⟨

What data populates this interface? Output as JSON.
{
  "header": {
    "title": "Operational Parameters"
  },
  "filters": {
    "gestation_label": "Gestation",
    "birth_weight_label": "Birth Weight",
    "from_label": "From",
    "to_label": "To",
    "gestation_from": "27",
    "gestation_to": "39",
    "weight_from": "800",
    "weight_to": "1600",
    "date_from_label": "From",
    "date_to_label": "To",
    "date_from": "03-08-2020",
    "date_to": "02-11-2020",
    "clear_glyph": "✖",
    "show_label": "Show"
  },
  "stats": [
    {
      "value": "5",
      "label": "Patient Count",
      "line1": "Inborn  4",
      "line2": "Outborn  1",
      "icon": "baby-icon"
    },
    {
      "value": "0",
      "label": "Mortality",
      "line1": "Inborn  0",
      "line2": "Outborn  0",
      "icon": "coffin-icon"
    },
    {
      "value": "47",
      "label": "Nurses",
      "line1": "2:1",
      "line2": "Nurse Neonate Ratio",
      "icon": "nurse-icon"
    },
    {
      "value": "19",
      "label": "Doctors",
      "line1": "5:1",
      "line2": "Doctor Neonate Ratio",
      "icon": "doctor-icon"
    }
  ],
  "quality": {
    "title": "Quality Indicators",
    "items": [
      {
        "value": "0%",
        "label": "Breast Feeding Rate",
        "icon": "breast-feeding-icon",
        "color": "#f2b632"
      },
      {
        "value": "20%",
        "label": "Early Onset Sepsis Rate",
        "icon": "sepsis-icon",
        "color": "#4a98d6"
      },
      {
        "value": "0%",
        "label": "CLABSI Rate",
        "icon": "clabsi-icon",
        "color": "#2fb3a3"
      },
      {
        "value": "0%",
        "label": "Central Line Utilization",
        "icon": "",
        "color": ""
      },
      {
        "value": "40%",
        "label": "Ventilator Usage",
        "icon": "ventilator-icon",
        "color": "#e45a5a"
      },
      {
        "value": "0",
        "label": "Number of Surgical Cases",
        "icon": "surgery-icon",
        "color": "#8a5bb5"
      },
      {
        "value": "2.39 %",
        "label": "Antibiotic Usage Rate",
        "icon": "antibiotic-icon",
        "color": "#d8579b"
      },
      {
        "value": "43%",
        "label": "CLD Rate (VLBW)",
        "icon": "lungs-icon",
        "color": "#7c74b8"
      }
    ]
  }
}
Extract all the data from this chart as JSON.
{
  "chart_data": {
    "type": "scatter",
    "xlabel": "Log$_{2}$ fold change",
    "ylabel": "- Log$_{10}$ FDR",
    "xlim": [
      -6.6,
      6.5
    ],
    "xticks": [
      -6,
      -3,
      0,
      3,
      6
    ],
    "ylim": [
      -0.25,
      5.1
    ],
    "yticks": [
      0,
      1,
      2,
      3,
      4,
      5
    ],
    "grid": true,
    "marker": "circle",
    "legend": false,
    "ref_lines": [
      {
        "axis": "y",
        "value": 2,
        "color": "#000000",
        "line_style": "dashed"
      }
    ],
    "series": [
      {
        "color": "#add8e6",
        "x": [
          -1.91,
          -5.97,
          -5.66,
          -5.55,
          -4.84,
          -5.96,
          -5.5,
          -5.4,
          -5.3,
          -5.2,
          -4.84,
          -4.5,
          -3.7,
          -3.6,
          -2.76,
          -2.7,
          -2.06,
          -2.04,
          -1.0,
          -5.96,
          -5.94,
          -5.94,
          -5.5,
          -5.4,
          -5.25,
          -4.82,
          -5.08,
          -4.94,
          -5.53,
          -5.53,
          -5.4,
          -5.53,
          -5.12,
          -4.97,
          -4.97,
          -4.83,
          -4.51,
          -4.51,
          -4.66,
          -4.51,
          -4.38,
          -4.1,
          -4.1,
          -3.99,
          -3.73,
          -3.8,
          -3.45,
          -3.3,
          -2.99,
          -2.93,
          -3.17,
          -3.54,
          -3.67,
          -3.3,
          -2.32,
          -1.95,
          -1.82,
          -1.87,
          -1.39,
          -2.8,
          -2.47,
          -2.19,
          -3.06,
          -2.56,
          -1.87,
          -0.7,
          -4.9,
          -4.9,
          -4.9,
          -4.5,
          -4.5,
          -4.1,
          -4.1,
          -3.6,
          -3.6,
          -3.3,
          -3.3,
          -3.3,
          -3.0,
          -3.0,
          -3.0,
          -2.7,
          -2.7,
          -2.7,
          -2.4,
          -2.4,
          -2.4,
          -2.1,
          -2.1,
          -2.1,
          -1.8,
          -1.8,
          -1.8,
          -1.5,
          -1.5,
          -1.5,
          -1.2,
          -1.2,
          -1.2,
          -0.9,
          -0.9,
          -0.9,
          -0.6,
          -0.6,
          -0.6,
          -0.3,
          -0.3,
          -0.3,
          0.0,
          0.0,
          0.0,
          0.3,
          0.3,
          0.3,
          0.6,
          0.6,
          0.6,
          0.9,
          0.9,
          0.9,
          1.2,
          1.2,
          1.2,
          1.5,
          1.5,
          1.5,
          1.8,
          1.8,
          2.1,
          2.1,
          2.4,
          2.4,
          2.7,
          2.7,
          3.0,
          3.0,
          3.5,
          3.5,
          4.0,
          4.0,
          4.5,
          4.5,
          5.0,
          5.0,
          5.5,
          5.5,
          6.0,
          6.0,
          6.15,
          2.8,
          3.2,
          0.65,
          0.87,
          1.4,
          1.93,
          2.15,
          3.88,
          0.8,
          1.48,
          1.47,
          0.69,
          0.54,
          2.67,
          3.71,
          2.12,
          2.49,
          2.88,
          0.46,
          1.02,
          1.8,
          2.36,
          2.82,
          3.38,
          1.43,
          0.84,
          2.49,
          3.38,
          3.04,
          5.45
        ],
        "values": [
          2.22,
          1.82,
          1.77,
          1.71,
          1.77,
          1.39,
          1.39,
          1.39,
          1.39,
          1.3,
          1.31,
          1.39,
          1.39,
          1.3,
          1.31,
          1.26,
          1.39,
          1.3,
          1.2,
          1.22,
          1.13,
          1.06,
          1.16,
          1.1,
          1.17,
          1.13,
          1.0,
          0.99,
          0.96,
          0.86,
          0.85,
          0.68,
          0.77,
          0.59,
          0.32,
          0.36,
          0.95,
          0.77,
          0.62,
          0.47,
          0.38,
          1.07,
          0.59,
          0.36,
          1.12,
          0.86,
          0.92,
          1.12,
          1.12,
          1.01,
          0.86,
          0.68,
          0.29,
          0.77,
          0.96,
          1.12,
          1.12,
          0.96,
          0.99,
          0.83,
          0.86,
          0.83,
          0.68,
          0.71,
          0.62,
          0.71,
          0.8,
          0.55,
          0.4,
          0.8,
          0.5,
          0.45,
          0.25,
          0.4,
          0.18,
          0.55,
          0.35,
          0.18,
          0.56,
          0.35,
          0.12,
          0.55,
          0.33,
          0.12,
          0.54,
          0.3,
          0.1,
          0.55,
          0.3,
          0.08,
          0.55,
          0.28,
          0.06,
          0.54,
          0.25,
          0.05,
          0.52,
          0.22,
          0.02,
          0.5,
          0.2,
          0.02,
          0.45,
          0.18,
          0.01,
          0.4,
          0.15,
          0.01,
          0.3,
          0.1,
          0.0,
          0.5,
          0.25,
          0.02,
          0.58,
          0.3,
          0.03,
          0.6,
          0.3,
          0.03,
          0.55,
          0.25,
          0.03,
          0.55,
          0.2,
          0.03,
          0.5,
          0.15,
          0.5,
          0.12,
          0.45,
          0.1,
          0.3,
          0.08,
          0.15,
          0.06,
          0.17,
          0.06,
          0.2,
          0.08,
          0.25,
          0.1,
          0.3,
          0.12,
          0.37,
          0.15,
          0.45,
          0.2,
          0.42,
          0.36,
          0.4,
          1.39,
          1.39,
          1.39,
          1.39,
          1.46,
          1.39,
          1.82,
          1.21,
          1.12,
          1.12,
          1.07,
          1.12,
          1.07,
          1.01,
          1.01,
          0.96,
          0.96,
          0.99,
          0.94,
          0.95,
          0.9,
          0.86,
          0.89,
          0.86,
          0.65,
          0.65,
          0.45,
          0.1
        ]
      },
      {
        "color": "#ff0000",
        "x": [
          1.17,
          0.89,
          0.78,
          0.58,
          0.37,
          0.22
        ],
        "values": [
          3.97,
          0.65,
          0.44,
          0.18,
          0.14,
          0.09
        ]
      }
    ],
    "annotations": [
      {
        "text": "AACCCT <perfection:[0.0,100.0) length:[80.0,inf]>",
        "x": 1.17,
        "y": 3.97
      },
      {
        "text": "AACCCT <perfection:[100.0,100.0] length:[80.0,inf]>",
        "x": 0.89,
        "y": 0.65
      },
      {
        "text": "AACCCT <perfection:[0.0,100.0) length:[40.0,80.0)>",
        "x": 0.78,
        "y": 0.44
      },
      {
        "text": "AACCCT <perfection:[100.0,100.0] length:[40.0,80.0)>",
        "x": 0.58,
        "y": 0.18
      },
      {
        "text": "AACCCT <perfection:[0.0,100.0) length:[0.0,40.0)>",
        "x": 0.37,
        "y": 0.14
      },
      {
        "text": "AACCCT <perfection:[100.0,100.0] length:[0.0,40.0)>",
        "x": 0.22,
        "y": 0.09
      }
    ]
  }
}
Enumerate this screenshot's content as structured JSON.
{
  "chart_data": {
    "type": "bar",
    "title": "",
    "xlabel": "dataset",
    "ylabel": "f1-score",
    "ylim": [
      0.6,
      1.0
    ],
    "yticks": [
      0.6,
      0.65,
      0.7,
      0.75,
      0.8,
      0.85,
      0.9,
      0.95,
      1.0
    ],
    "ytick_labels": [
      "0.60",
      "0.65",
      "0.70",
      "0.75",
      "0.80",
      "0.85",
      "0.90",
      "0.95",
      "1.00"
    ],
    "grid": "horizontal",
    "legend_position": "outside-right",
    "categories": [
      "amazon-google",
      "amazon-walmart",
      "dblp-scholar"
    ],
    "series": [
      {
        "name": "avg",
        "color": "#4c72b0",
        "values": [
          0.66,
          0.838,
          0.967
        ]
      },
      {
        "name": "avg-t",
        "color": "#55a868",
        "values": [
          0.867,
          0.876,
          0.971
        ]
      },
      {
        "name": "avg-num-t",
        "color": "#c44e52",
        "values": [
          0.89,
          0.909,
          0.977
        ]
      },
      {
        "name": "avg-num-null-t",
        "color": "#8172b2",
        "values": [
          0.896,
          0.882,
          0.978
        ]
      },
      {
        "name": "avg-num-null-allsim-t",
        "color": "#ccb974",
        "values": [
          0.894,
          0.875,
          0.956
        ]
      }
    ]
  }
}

⟩

What the task requires -> Reproduce each line from the records that contains the word "JSON".

Result of the exercise ->
What data populates this interface? Output as JSON.
Extract all the data from this chart as JSON.
Enumerate this screenshot's content as structured JSON.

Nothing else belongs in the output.